### The problem
The exercise asks you to copy every line below in which "into" appears.

### Data for this task
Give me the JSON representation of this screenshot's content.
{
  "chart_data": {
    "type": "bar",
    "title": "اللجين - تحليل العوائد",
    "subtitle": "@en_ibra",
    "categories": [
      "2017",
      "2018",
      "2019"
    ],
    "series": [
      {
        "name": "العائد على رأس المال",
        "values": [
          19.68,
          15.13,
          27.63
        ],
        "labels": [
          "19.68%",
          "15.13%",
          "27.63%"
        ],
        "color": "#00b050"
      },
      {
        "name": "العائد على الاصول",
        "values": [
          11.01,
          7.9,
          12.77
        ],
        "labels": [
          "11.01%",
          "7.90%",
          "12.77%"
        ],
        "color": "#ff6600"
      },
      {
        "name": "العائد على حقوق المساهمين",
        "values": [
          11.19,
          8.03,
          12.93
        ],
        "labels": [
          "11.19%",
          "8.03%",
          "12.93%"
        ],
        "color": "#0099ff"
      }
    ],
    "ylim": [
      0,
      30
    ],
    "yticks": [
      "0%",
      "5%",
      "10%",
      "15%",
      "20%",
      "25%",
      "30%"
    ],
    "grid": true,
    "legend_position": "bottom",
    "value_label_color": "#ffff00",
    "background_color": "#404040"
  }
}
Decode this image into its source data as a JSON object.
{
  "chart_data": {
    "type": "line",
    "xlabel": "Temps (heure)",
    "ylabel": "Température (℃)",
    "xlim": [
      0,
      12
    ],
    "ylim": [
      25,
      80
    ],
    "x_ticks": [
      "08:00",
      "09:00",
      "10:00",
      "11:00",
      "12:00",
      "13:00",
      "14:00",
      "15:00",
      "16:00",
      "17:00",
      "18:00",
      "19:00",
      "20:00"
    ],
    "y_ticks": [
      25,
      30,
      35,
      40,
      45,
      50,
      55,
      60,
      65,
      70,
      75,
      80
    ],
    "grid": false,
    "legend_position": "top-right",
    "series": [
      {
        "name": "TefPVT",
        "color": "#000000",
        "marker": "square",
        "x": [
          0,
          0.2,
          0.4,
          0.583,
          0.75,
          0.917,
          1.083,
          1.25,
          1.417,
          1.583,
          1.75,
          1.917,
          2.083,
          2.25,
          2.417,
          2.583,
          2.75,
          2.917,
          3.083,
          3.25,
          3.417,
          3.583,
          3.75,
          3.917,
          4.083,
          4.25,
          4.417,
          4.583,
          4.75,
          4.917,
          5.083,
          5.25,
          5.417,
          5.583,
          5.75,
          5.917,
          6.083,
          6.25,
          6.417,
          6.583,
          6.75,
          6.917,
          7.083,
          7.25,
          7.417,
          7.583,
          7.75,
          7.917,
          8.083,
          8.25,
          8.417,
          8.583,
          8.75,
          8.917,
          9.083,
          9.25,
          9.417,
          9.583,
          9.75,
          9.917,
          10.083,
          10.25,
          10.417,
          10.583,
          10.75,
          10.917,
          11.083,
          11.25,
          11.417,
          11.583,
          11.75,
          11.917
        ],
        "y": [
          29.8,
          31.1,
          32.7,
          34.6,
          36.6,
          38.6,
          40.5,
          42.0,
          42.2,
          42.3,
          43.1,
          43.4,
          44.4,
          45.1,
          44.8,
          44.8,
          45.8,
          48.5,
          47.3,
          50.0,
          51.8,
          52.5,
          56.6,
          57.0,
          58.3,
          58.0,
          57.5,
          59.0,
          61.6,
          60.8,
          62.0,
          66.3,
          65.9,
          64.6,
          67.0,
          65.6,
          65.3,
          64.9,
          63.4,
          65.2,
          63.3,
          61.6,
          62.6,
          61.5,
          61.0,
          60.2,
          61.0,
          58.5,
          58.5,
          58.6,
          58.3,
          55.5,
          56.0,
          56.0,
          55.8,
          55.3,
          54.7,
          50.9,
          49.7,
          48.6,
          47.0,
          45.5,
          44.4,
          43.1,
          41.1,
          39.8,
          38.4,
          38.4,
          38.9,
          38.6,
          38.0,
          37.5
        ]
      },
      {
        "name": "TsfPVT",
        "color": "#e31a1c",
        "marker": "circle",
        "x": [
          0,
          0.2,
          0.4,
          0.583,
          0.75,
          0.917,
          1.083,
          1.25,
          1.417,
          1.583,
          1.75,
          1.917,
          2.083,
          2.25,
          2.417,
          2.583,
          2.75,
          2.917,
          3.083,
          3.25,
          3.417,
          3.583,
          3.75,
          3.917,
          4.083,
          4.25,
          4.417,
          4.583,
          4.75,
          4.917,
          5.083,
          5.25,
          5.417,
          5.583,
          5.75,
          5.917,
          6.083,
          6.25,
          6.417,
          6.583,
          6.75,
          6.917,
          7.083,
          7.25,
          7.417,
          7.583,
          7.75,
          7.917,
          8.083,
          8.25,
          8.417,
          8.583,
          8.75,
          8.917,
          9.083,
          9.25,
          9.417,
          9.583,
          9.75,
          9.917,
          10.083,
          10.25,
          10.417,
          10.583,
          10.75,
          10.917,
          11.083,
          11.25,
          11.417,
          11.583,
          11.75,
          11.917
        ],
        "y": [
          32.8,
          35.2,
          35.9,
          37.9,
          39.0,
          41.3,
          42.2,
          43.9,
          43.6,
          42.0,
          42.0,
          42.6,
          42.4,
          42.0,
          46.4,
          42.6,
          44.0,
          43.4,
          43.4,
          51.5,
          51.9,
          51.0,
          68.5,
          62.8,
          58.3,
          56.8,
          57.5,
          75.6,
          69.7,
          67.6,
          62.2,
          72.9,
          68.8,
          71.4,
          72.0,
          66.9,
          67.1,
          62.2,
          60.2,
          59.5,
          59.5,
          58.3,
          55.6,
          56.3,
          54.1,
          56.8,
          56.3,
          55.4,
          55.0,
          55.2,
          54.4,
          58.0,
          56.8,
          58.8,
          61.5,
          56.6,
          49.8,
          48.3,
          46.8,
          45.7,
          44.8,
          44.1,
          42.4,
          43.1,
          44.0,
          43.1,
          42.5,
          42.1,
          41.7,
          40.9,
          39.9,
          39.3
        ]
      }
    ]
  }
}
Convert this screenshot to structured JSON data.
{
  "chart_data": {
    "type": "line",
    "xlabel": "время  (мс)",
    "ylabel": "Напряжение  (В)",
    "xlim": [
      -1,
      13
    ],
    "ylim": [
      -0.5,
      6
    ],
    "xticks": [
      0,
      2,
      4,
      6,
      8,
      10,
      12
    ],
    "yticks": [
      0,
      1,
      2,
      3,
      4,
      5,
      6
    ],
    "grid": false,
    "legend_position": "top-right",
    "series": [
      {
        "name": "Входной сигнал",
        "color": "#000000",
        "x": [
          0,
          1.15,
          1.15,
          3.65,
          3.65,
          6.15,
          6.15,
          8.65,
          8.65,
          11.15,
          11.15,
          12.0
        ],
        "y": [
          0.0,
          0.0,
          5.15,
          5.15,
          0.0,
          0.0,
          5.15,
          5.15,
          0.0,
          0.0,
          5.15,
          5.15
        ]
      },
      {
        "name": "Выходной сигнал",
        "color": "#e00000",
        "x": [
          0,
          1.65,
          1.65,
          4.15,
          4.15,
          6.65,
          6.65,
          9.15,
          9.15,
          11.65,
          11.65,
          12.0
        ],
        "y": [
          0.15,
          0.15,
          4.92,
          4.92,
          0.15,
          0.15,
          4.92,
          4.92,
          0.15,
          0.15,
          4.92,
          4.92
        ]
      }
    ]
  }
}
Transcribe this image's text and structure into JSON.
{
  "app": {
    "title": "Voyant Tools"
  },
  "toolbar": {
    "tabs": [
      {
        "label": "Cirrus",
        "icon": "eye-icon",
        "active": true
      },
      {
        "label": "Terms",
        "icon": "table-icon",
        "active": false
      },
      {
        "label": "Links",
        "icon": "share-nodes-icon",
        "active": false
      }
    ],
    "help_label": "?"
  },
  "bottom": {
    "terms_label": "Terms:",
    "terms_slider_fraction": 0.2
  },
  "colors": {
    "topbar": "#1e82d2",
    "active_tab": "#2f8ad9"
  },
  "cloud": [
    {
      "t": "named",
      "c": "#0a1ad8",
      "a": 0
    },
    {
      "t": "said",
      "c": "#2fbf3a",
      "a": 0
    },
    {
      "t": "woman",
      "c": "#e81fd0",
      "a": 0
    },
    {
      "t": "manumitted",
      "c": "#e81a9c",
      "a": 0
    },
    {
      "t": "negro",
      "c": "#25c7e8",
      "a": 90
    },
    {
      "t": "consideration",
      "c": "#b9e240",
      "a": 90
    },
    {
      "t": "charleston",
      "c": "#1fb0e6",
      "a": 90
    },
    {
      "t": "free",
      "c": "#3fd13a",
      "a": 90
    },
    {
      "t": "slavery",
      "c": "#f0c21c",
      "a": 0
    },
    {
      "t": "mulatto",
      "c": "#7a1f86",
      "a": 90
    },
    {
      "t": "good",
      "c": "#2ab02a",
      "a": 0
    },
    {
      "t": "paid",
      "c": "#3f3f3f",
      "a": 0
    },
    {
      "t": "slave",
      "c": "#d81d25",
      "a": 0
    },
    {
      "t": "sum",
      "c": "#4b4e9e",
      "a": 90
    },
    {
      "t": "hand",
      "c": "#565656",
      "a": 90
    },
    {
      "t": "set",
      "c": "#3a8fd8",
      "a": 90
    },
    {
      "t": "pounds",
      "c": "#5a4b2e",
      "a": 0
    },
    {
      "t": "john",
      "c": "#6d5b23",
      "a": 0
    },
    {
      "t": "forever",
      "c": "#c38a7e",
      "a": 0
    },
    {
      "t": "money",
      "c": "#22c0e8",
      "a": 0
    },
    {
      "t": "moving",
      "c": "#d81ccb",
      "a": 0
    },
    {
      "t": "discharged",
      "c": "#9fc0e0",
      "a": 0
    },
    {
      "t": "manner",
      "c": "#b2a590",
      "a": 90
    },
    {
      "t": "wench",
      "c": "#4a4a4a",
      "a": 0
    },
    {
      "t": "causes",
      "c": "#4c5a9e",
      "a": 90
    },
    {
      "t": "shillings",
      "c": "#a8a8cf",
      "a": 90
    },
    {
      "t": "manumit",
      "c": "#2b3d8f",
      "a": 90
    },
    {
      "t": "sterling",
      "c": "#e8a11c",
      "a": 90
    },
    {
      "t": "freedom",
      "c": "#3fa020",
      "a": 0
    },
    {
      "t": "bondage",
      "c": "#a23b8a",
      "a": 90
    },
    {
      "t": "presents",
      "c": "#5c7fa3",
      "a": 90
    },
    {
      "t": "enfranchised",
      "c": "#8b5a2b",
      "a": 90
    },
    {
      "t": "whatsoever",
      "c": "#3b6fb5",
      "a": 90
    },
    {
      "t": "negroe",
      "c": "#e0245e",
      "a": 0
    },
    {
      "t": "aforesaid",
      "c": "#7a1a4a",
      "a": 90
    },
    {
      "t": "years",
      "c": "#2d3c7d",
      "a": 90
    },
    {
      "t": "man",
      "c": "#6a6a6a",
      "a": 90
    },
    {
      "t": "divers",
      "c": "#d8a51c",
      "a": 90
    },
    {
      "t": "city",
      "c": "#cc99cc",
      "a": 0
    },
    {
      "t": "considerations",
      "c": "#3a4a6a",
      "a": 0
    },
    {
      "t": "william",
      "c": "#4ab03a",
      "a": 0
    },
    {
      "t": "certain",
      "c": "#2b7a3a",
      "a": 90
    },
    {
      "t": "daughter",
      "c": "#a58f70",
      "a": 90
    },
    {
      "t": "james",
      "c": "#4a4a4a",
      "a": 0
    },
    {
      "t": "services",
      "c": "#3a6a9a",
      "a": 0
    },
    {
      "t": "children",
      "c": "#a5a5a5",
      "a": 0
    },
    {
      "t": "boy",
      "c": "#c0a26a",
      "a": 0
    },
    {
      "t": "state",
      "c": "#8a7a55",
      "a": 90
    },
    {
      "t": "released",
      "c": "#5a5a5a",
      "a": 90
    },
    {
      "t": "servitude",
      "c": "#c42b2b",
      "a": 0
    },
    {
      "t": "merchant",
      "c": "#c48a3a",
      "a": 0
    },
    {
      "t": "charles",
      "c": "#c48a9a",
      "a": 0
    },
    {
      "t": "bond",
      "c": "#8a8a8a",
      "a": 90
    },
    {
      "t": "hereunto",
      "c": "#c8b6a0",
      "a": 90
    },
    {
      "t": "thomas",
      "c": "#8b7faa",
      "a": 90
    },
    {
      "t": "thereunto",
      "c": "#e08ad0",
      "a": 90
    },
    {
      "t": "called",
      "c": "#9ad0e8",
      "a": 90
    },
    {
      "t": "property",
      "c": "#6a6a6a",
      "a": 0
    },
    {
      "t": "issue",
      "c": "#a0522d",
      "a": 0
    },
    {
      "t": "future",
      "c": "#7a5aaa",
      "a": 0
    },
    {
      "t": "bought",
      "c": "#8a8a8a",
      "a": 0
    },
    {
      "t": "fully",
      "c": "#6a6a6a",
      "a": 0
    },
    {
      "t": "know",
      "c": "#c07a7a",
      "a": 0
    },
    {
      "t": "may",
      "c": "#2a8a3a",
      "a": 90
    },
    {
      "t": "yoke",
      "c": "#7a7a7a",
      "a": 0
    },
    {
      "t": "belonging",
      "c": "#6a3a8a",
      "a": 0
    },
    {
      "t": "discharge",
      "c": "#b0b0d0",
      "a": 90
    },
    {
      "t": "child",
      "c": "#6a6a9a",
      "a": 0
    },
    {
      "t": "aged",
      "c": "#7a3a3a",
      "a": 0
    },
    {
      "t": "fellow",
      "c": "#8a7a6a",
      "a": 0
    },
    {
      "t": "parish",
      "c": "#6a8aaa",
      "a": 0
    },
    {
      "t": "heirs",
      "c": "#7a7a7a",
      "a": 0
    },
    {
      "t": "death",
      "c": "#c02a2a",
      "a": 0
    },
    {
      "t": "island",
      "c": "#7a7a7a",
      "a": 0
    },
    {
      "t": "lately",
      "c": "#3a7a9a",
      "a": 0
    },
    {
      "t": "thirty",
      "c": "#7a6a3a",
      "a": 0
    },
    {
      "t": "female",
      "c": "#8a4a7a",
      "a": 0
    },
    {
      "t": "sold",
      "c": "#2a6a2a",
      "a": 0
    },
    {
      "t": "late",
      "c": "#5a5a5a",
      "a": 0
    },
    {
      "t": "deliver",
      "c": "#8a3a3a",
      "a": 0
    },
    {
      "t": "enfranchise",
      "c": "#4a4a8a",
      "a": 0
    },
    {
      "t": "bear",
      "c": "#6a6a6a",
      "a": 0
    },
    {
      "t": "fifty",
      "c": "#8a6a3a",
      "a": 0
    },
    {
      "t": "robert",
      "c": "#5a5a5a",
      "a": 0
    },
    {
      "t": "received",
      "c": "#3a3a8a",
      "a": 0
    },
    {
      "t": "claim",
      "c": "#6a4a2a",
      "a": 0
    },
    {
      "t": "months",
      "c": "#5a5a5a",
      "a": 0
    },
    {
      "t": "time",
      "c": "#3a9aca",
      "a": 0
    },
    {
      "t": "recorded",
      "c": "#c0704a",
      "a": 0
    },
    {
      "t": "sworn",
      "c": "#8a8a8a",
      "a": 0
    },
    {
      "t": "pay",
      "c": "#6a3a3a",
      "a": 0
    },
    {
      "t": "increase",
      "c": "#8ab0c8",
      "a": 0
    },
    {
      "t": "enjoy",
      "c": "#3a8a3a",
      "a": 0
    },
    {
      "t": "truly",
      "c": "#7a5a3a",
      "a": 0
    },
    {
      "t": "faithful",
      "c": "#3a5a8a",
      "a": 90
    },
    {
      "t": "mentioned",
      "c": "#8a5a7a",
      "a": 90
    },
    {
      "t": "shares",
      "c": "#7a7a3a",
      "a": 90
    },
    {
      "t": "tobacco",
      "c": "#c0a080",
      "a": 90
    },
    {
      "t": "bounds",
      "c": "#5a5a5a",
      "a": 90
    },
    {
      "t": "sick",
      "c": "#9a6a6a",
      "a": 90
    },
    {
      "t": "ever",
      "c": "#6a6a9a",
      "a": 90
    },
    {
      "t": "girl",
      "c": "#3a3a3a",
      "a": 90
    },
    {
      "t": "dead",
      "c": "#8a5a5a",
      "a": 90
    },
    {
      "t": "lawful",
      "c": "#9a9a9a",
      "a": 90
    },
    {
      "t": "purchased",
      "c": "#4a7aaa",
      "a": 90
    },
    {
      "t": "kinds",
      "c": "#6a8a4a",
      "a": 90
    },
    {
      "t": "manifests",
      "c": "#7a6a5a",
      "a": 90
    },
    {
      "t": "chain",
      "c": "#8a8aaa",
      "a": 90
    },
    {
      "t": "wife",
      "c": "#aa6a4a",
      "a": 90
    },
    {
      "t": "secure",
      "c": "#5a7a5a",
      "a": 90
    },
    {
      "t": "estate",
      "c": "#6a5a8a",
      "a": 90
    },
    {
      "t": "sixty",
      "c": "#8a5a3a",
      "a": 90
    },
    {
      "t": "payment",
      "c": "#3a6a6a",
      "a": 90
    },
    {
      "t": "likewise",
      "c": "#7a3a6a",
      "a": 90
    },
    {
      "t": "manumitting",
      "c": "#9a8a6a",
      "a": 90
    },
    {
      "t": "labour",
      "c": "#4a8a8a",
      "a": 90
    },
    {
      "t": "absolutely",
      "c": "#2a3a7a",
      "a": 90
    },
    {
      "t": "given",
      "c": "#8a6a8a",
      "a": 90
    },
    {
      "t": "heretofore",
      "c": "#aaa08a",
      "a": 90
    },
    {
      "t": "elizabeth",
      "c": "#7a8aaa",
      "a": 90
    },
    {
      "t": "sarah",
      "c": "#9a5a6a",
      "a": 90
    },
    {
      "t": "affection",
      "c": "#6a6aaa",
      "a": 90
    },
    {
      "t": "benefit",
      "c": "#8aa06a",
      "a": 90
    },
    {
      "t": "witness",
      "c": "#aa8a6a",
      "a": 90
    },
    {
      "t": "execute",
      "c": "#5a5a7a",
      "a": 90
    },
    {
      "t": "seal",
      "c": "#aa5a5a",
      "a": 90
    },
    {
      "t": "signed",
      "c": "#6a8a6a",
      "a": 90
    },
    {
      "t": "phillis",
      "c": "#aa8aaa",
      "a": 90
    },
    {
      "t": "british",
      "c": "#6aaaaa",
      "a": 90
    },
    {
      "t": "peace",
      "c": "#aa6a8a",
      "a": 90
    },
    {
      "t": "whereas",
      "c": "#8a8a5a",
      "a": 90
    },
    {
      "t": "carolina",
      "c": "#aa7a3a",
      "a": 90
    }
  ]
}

### Solution to this exercise
Decode this image into its source data as a JSON object.
Transcribe this image's text and structure into JSON.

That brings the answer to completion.